All entries are to be quoted exactly; the images stay out of the copy.

Listed entries
━━━━━━━━

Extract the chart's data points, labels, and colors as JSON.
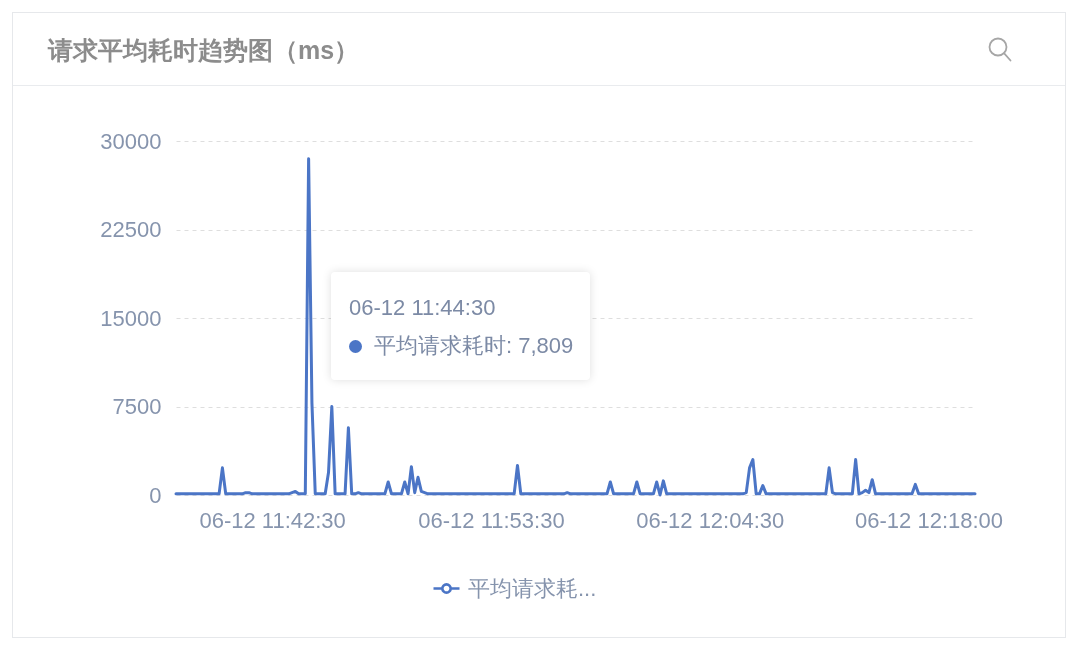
{
  "chart_data": {
    "type": "line",
    "title": "请求平均耗时趋势图（ms）",
    "categories": [
      null,
      null,
      null,
      null,
      null,
      null,
      null,
      null,
      null,
      null,
      null,
      null,
      null,
      null,
      null,
      null,
      null,
      null,
      null,
      null,
      null,
      null,
      null,
      null,
      null,
      null,
      null,
      null,
      null,
      "06-12 11:42:30",
      null,
      null,
      null,
      null,
      null,
      null,
      null,
      null,
      null,
      null,
      null,
      null,
      null,
      null,
      null,
      null,
      null,
      null,
      null,
      null,
      null,
      null,
      null,
      null,
      null,
      null,
      null,
      null,
      null,
      null,
      null,
      null,
      null,
      null,
      null,
      null,
      null,
      null,
      null,
      null,
      null,
      null,
      null,
      null,
      null,
      null,
      null,
      null,
      null,
      null,
      null,
      null,
      null,
      null,
      null,
      null,
      null,
      null,
      null,
      null,
      null,
      null,
      null,
      null,
      null,
      "06-12 11:53:30",
      null,
      null,
      null,
      null,
      null,
      null,
      null,
      null,
      null,
      null,
      null,
      null,
      null,
      null,
      null,
      null,
      null,
      null,
      null,
      null,
      null,
      null,
      null,
      null,
      null,
      null,
      null,
      null,
      null,
      null,
      null,
      null,
      null,
      null,
      null,
      null,
      null,
      null,
      null,
      null,
      null,
      null,
      null,
      null,
      null,
      null,
      null,
      null,
      null,
      null,
      null,
      null,
      null,
      null,
      null,
      null,
      null,
      null,
      null,
      null,
      null,
      null,
      null,
      null,
      null,
      "06-12 12:04:30",
      null,
      null,
      null,
      null,
      null,
      null,
      null,
      null,
      null,
      null,
      null,
      null,
      null,
      null,
      null,
      null,
      null,
      null,
      null,
      null,
      null,
      null,
      null,
      null,
      null,
      null,
      null,
      null,
      null,
      null,
      null,
      null,
      null,
      null,
      null,
      null,
      null,
      null,
      null,
      null,
      null,
      null,
      null,
      null,
      null,
      null,
      null,
      null,
      null,
      null,
      null,
      null,
      null,
      null,
      null,
      null,
      null,
      null,
      null,
      null,
      null,
      null,
      null,
      null,
      null,
      "06-12 12:18:00",
      null,
      null,
      null,
      null,
      null,
      null,
      null,
      null,
      null,
      null,
      null,
      null,
      null,
      null
    ],
    "series": [
      {
        "name": "平均请求耗...",
        "color": "#4b75c6",
        "values": [
          100,
          100,
          100,
          100,
          100,
          100,
          100,
          100,
          100,
          100,
          100,
          100,
          100,
          100,
          2300,
          100,
          100,
          100,
          100,
          100,
          100,
          200,
          200,
          100,
          100,
          100,
          100,
          100,
          100,
          100,
          100,
          100,
          100,
          100,
          100,
          200,
          300,
          100,
          100,
          100,
          28500,
          7809,
          100,
          100,
          100,
          100,
          1900,
          7500,
          100,
          100,
          100,
          100,
          5700,
          100,
          100,
          200,
          100,
          100,
          100,
          100,
          100,
          100,
          100,
          100,
          1100,
          100,
          100,
          100,
          100,
          1100,
          100,
          2400,
          200,
          1500,
          300,
          200,
          100,
          100,
          100,
          100,
          100,
          100,
          100,
          100,
          100,
          100,
          100,
          100,
          100,
          100,
          100,
          100,
          100,
          100,
          100,
          100,
          100,
          100,
          100,
          100,
          100,
          100,
          100,
          2500,
          100,
          100,
          100,
          100,
          100,
          100,
          100,
          100,
          100,
          100,
          100,
          100,
          100,
          100,
          200,
          100,
          100,
          100,
          100,
          100,
          100,
          100,
          100,
          100,
          100,
          100,
          100,
          1100,
          100,
          100,
          100,
          100,
          100,
          100,
          100,
          1100,
          100,
          100,
          100,
          100,
          100,
          1100,
          0,
          1200,
          100,
          100,
          100,
          100,
          100,
          100,
          100,
          100,
          100,
          100,
          100,
          100,
          100,
          100,
          100,
          100,
          100,
          100,
          100,
          100,
          100,
          100,
          100,
          100,
          200,
          2300,
          3000,
          100,
          100,
          800,
          100,
          100,
          100,
          100,
          100,
          100,
          100,
          100,
          100,
          100,
          100,
          100,
          100,
          100,
          100,
          100,
          100,
          100,
          100,
          2300,
          200,
          100,
          100,
          100,
          100,
          100,
          100,
          3000,
          100,
          200,
          400,
          200,
          1300,
          100,
          100,
          100,
          100,
          100,
          100,
          100,
          100,
          100,
          100,
          100,
          100,
          900,
          100,
          100,
          100,
          100,
          100,
          100,
          100,
          100,
          100,
          100,
          100,
          100,
          100,
          100,
          100,
          100,
          100,
          100
        ]
      }
    ],
    "ylim": [
      0,
      30000
    ],
    "yticks": [
      0,
      7500,
      15000,
      22500,
      30000
    ],
    "grid": "y",
    "legend": "bottom",
    "line_style": "solid",
    "annotations": [
      "06-12 11:44:30",
      "平均请求耗时: 7,809"
    ]
  }
}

━━━━━━━━

Result for this exercise
Extract the chart's data points, labels, and colors as JSON.
{
  "chart_data": {
    "type": "line",
    "title": "请求平均耗时趋势图（ms）",
    "categories": [
      null,
      null,
      null,
      null,
      null,
      null,
      null,
      null,
      null,
      null,
      null,
      null,
      null,
      null,
      null,
      null,
      null,
      null,
      null,
      null,
      null,
      null,
      null,
      null,
      null,
      null,
      null,
      null,
      null,
      "06-12 11:42:30",
      null,
      null,
      null,
      null,
      null,
      null,
      null,
      null,
      null,
      null,
      null,
      null,
      null,
      null,
      null,
      null,
      null,
      null,
      null,
      null,
      null,
      null,
      null,
      null,
      null,
      null,
      null,
      null,
      null,
      null,
      null,
      null,
      null,
      null,
      null,
      null,
      null,
      null,
      null,
      null,
      null,
      null,
      null,
      null,
      null,
      null,
      null,
      null,
      null,
      null,
      null,
      null,
      null,
      null,
      null,
      null,
      null,
      null,
      null,
      null,
      null,
      null,
      null,
      null,
      null,
      "06-12 11:53:30",
      null,
      null,
      null,
      null,
      null,
      null,
      null,
      null,
      null,
      null,
      null,
      null,
      null,
      null,
      null,
      null,
      null,
      null,
      null,
      null,
      null,
      null,
      null,
      null,
      null,
      null,
      null,
      null,
      null,
      null,
      null,
      null,
      null,
      null,
      null,
      null,
      null,
      null,
      null,
      null,
      null,
      null,
      null,
      null,
      null,
      null,
      null,
      null,
      null,
      null,
      null,
      null,
      null,
      null,
      null,
      null,
      null,
      null,
      null,
      null,
      null,
      null,
      null,
      null,
      null,
      "06-12 12:04:30",
      null,
      null,
      null,
      null,
      null,
      null,
      null,
      null,
      null,
      null,
      null,
      null,
      null,
      null,
      null,
      null,
      null,
      null,
      null,
      null,
      null,
      null,
      null,
      null,
      null,
      null,
      null,
      null,
      null,
      null,
      null,
      null,
      null,
      null,
      null,
      null,
      null,
      null,
      null,
      null,
      null,
      null,
      null,
      null,
      null,
      null,
      null,
      null,
      null,
      null,
      null,
      null,
      null,
      null,
      null,
      null,
      null,
      null,
      null,
      null,
      null,
      null,
      null,
      null,
      null,
      "06-12 12:18:00",
      null,
      null,
      null,
      null,
      null,
      null,
      null,
      null,
      null,
      null,
      null,
      null,
      null,
      null
    ],
    "series": [
      {
        "name": "平均请求耗...",
        "color": "#4b75c6",
        "values": [
          100,
          100,
          100,
          100,
          100,
          100,
          100,
          100,
          100,
          100,
          100,
          100,
          100,
          100,
          2300,
          100,
          100,
          100,
          100,
          100,
          100,
          200,
          200,
          100,
          100,
          100,
          100,
          100,
          100,
          100,
          100,
          100,
          100,
          100,
          100,
          200,
          300,
          100,
          100,
          100,
          28500,
          7809,
          100,
          100,
          100,
          100,
          1900,
          7500,
          100,
          100,
          100,
          100,
          5700,
          100,
          100,
          200,
          100,
          100,
          100,
          100,
          100,
          100,
          100,
          100,
          1100,
          100,
          100,
          100,
          100,
          1100,
          100,
          2400,
          200,
          1500,
          300,
          200,
          100,
          100,
          100,
          100,
          100,
          100,
          100,
          100,
          100,
          100,
          100,
          100,
          100,
          100,
          100,
          100,
          100,
          100,
          100,
          100,
          100,
          100,
          100,
          100,
          100,
          100,
          100,
          2500,
          100,
          100,
          100,
          100,
          100,
          100,
          100,
          100,
          100,
          100,
          100,
          100,
          100,
          100,
          200,
          100,
          100,
          100,
          100,
          100,
          100,
          100,
          100,
          100,
          100,
          100,
          100,
          1100,
          100,
          100,
          100,
          100,
          100,
          100,
          100,
          1100,
          100,
          100,
          100,
          100,
          100,
          1100,
          0,
          1200,
          100,
          100,
          100,
          100,
          100,
          100,
          100,
          100,
          100,
          100,
          100,
          100,
          100,
          100,
          100,
          100,
          100,
          100,
          100,
          100,
          100,
          100,
          100,
          100,
          200,
          2300,
          3000,
          100,
          100,
          800,
          100,
          100,
          100,
          100,
          100,
          100,
          100,
          100,
          100,
          100,
          100,
          100,
          100,
          100,
          100,
          100,
          100,
          100,
          100,
          2300,
          200,
          100,
          100,
          100,
          100,
          100,
          100,
          3000,
          100,
          200,
          400,
          200,
          1300,
          100,
          100,
          100,
          100,
          100,
          100,
          100,
          100,
          100,
          100,
          100,
          100,
          900,
          100,
          100,
          100,
          100,
          100,
          100,
          100,
          100,
          100,
          100,
          100,
          100,
          100,
          100,
          100,
          100,
          100,
          100
        ]
      }
    ],
    "ylim": [
      0,
      30000
    ],
    "yticks": [
      0,
      7500,
      15000,
      22500,
      30000
    ],
    "grid": "y",
    "legend": "bottom",
    "line_style": "solid",
    "annotations": [
      "06-12 11:44:30",
      "平均请求耗时: 7,809"
    ]
  }
}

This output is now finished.